■ AIM
List each line of the data in which the string "value" appears.

■ PROVIDED MATERIAL

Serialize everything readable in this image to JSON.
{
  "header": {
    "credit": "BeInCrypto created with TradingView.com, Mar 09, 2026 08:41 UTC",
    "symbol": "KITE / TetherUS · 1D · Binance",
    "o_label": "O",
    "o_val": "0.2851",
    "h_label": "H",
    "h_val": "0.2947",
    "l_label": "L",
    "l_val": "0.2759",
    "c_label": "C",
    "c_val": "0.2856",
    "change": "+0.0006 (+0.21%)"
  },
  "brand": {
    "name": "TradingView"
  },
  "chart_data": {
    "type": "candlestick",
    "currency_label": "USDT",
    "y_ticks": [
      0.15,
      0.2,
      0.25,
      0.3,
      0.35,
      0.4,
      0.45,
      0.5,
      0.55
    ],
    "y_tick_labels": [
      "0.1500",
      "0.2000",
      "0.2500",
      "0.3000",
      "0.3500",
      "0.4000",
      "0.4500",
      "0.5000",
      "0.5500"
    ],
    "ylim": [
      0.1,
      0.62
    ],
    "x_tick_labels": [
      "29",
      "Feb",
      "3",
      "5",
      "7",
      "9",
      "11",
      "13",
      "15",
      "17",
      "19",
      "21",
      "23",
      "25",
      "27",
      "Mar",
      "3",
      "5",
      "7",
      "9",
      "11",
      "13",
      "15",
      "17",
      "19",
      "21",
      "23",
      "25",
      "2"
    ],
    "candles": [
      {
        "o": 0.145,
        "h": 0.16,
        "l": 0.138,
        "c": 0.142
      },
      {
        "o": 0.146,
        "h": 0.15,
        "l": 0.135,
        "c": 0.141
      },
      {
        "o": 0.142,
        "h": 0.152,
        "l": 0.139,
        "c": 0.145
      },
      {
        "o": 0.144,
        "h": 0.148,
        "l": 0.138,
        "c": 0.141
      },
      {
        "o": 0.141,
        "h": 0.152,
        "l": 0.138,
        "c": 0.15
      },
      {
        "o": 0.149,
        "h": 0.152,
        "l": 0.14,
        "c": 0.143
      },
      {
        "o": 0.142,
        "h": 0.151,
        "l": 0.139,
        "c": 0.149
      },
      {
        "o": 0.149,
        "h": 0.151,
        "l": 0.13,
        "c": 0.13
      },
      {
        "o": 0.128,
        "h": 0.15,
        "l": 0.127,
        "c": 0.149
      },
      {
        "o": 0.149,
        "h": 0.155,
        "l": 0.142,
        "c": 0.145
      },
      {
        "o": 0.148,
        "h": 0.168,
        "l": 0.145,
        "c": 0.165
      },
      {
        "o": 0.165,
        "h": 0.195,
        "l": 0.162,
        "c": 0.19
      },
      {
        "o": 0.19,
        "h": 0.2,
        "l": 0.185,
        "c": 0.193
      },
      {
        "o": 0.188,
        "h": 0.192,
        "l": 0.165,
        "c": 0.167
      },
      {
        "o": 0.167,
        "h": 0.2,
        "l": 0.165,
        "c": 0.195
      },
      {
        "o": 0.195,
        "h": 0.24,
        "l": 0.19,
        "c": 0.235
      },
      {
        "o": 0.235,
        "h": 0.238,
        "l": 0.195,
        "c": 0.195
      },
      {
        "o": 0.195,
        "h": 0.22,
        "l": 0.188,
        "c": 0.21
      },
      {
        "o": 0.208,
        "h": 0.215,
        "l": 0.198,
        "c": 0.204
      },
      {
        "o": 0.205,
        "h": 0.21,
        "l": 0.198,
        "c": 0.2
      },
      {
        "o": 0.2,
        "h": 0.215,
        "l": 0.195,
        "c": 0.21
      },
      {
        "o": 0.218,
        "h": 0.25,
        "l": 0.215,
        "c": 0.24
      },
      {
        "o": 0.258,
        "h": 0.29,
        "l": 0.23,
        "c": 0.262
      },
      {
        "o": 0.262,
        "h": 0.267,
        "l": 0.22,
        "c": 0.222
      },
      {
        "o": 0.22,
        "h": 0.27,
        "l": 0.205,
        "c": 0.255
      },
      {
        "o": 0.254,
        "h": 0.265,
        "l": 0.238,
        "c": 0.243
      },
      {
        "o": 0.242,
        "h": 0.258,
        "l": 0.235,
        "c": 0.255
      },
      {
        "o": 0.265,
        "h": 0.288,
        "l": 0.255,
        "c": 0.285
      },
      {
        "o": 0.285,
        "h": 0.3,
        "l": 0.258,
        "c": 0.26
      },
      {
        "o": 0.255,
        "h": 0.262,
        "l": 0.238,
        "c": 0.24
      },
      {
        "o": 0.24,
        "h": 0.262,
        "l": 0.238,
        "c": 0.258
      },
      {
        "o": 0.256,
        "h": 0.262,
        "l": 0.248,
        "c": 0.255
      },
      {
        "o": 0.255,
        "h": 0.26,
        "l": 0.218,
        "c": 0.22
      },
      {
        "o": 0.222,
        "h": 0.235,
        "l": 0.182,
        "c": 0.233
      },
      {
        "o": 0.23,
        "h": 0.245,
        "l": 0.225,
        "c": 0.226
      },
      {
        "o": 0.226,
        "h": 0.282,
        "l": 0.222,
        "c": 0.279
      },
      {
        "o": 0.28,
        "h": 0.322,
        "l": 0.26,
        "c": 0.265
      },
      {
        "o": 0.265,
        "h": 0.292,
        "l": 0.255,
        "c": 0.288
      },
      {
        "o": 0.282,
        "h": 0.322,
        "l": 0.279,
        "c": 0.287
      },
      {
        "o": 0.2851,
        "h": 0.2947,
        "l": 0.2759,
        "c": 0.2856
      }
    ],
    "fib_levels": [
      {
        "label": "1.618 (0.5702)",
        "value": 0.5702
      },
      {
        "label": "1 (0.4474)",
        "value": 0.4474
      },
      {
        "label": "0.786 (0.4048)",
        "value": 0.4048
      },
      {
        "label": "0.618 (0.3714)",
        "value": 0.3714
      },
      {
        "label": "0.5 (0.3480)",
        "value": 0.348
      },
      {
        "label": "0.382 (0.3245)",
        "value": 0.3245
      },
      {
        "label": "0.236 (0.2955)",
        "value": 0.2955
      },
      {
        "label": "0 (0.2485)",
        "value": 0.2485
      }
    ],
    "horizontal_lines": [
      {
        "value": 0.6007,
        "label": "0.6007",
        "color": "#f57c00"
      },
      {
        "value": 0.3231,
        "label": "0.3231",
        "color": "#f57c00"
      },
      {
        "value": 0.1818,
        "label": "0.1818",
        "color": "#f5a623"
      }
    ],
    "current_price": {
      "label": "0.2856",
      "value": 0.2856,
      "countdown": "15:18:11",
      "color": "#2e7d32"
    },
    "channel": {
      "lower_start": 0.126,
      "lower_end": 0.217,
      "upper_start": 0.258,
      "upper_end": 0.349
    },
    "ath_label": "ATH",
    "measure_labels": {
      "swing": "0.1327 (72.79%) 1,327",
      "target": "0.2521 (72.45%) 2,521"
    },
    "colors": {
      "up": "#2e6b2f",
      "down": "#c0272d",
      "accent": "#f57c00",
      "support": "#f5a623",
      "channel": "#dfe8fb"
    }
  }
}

■ RESPONSE TO THIS TASK
        "value": 0.5702
        "value": 0.4474
        "value": 0.4048
        "value": 0.3714
        "value": 0.348
        "value": 0.3245
        "value": 0.2955
        "value": 0.2485
        "value": 0.6007,
        "value": 0.3231,
        "value": 0.1818,
      "value": 0.2856,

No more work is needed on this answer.